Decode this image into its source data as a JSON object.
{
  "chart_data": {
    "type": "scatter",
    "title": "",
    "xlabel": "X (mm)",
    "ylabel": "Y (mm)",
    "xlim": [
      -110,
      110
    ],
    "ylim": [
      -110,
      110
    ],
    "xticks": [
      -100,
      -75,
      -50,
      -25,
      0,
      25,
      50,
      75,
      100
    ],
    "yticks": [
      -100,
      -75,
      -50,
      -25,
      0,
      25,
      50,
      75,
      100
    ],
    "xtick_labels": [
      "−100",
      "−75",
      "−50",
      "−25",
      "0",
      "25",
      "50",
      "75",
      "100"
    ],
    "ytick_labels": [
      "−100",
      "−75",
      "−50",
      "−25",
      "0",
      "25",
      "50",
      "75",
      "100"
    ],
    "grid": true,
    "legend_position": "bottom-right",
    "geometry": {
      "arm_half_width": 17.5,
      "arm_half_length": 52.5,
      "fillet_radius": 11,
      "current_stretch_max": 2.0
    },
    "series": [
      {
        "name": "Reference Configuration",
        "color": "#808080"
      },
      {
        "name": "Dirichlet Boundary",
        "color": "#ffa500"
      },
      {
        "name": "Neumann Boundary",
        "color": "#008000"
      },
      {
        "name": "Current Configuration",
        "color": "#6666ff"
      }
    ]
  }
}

■ **Exercise aim**: Look through the entries above and report the number of lines that contain "Configuration". Write only the number.

■ **Solution to the problem**: 2